▶ _Short problem_: Will you extract the entries word for word? Images should not appear in the copy.

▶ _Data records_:
________________________
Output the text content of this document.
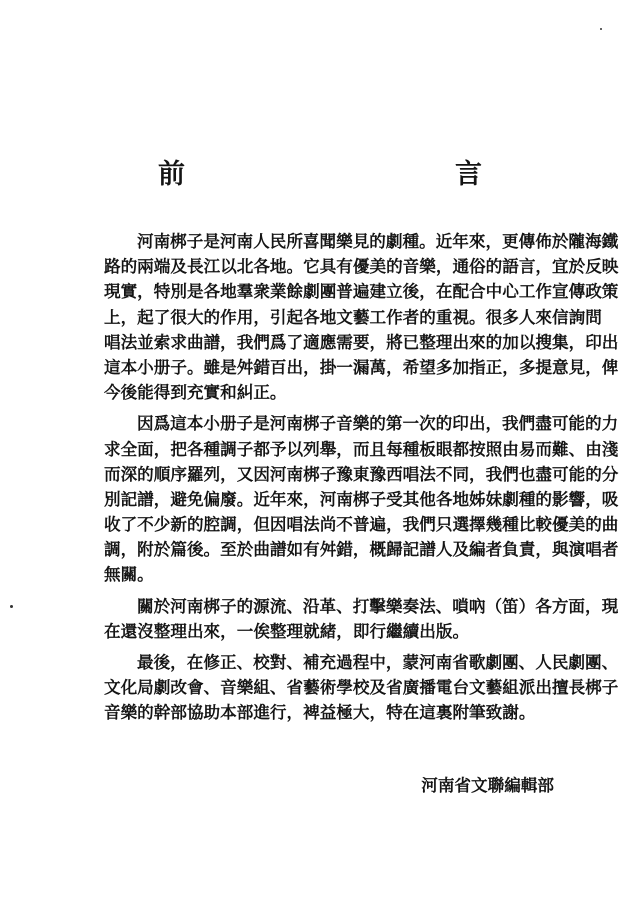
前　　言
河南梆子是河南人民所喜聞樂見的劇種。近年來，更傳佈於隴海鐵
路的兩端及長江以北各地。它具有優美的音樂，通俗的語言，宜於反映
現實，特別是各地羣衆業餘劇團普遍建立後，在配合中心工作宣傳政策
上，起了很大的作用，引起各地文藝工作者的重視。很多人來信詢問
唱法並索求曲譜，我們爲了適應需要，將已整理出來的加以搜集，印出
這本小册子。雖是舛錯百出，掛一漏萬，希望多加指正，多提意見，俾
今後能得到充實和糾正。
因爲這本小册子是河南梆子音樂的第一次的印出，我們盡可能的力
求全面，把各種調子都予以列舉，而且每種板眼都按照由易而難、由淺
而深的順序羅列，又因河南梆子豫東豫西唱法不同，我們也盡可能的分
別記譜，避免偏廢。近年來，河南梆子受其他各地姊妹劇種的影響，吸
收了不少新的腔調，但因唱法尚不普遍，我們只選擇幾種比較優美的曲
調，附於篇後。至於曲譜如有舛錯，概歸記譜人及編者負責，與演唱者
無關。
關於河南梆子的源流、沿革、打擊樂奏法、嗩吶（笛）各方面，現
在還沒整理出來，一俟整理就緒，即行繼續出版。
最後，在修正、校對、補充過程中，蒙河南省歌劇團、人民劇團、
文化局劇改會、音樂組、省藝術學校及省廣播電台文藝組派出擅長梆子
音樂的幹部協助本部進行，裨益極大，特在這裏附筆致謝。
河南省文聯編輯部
________________________
▶ _Task output_:
Output the text content of this document.
前　　言
河南梆子是河南人民所喜聞樂見的劇種。近年來，更傳佈於隴海鐵
路的兩端及長江以北各地。它具有優美的音樂，通俗的語言，宜於反映
現實，特別是各地羣衆業餘劇團普遍建立後，在配合中心工作宣傳政策
上，起了很大的作用，引起各地文藝工作者的重視。很多人來信詢問
唱法並索求曲譜，我們爲了適應需要，將已整理出來的加以搜集，印出
這本小册子。雖是舛錯百出，掛一漏萬，希望多加指正，多提意見，俾
今後能得到充實和糾正。
因爲這本小册子是河南梆子音樂的第一次的印出，我們盡可能的力
求全面，把各種調子都予以列舉，而且每種板眼都按照由易而難、由淺
而深的順序羅列，又因河南梆子豫東豫西唱法不同，我們也盡可能的分
別記譜，避免偏廢。近年來，河南梆子受其他各地姊妹劇種的影響，吸
收了不少新的腔調，但因唱法尚不普遍，我們只選擇幾種比較優美的曲
調，附於篇後。至於曲譜如有舛錯，概歸記譜人及編者負責，與演唱者
無關。
關於河南梆子的源流、沿革、打擊樂奏法、嗩吶（笛）各方面，現
在還沒整理出來，一俟整理就緒，即行繼續出版。
最後，在修正、校對、補充過程中，蒙河南省歌劇團、人民劇團、
文化局劇改會、音樂組、省藝術學校及省廣播電台文藝組派出擅長梆子
音樂的幹部協助本部進行，裨益極大，特在這裏附筆致謝。
河南省文聯編輯部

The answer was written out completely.